◆ STATED PROBLEM ◆
Print all of the data exactly.

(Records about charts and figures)
++++++++++++++++++++

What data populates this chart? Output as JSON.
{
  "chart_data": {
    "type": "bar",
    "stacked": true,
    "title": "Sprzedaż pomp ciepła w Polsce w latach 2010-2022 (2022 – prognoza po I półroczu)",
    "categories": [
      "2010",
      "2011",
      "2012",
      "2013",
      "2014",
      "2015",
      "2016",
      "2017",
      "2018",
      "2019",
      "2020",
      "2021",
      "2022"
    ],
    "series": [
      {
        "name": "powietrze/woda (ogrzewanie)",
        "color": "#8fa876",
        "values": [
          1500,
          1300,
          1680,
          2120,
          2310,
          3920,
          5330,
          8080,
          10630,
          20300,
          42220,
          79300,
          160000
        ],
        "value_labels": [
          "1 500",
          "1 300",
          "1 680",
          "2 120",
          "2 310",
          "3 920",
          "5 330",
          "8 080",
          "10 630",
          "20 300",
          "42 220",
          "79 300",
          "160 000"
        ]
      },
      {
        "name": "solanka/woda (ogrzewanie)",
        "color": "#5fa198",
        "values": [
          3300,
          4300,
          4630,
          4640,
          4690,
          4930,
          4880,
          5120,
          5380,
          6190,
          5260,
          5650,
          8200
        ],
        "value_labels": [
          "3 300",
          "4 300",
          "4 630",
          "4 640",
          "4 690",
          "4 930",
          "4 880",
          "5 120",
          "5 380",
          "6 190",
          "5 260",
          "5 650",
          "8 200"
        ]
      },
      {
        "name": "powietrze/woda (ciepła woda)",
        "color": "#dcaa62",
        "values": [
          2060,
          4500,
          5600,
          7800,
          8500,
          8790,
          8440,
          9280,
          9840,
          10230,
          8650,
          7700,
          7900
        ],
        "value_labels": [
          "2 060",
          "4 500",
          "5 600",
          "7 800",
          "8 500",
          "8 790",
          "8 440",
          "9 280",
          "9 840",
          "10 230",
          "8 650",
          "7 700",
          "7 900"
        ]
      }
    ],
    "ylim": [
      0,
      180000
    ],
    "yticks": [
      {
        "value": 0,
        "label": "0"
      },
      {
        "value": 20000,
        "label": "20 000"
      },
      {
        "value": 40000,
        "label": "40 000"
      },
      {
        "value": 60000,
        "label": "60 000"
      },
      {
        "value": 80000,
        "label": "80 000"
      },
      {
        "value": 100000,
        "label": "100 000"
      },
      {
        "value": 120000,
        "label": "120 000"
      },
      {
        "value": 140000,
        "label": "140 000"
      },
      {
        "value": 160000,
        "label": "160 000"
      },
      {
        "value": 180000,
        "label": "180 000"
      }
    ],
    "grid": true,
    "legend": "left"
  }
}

++++++++++++++++++++

◆ CORRECT RESULT ◆
What data populates this chart? Output as JSON.
{
  "chart_data": {
    "type": "bar",
    "stacked": true,
    "title": "Sprzedaż pomp ciepła w Polsce w latach 2010-2022 (2022 – prognoza po I półroczu)",
    "categories": [
      "2010",
      "2011",
      "2012",
      "2013",
      "2014",
      "2015",
      "2016",
      "2017",
      "2018",
      "2019",
      "2020",
      "2021",
      "2022"
    ],
    "series": [
      {
        "name": "powietrze/woda (ogrzewanie)",
        "color": "#8fa876",
        "values": [
          1500,
          1300,
          1680,
          2120,
          2310,
          3920,
          5330,
          8080,
          10630,
          20300,
          42220,
          79300,
          160000
        ],
        "value_labels": [
          "1 500",
          "1 300",
          "1 680",
          "2 120",
          "2 310",
          "3 920",
          "5 330",
          "8 080",
          "10 630",
          "20 300",
          "42 220",
          "79 300",
          "160 000"
        ]
      },
      {
        "name": "solanka/woda (ogrzewanie)",
        "color": "#5fa198",
        "values": [
          3300,
          4300,
          4630,
          4640,
          4690,
          4930,
          4880,
          5120,
          5380,
          6190,
          5260,
          5650,
          8200
        ],
        "value_labels": [
          "3 300",
          "4 300",
          "4 630",
          "4 640",
          "4 690",
          "4 930",
          "4 880",
          "5 120",
          "5 380",
          "6 190",
          "5 260",
          "5 650",
          "8 200"
        ]
      },
      {
        "name": "powietrze/woda (ciepła woda)",
        "color": "#dcaa62",
        "values": [
          2060,
          4500,
          5600,
          7800,
          8500,
          8790,
          8440,
          9280,
          9840,
          10230,
          8650,
          7700,
          7900
        ],
        "value_labels": [
          "2 060",
          "4 500",
          "5 600",
          "7 800",
          "8 500",
          "8 790",
          "8 440",
          "9 280",
          "9 840",
          "10 230",
          "8 650",
          "7 700",
          "7 900"
        ]
      }
    ],
    "ylim": [
      0,
      180000
    ],
    "yticks": [
      {
        "value": 0,
        "label": "0"
      },
      {
        "value": 20000,
        "label": "20 000"
      },
      {
        "value": 40000,
        "label": "40 000"
      },
      {
        "value": 60000,
        "label": "60 000"
      },
      {
        "value": 80000,
        "label": "80 000"
      },
      {
        "value": 100000,
        "label": "100 000"
      },
      {
        "value": 120000,
        "label": "120 000"
      },
      {
        "value": 140000,
        "label": "140 000"
      },
      {
        "value": 160000,
        "label": "160 000"
      },
      {
        "value": 180000,
        "label": "180 000"
      }
    ],
    "grid": true,
    "legend": "left"
  }
}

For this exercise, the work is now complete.